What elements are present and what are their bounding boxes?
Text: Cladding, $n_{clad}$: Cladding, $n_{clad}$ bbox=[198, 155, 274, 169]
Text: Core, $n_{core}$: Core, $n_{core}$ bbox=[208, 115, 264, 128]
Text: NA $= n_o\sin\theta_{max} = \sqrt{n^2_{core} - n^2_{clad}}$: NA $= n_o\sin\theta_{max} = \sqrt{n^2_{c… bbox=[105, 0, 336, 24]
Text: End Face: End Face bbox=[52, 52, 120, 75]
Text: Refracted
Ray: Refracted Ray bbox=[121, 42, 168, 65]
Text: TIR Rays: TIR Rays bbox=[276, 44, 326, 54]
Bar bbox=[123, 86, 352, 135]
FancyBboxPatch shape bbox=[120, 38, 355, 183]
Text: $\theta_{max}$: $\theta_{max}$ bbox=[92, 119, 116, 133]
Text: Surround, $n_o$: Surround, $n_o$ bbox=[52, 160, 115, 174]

···

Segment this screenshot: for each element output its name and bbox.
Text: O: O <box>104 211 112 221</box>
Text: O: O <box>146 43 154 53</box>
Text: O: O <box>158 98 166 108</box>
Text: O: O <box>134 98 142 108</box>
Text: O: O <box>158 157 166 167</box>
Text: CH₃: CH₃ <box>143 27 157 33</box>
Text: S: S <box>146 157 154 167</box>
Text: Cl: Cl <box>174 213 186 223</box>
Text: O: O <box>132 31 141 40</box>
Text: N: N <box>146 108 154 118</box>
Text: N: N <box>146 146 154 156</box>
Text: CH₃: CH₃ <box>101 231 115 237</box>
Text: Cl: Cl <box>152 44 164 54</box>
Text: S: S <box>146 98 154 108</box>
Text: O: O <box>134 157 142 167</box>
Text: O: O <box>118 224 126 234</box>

···

-- EXERCISE --
Pick out each line in the two blocks above that contains the string "core", and copy those lines in full.

-- COMPLETE RESPONSE --
Text: Core, $n_{core}$: Core, $n_{core}$ bbox=[208, 115, 264, 128]
Text: NA $= n_o\sin\theta_{max} = \sqrt{n^2_{core} - n^2_{clad}}$: NA $= n_o\sin\theta_{max} = \sqrt{n^2_{c… bbox=[105, 0, 336, 24]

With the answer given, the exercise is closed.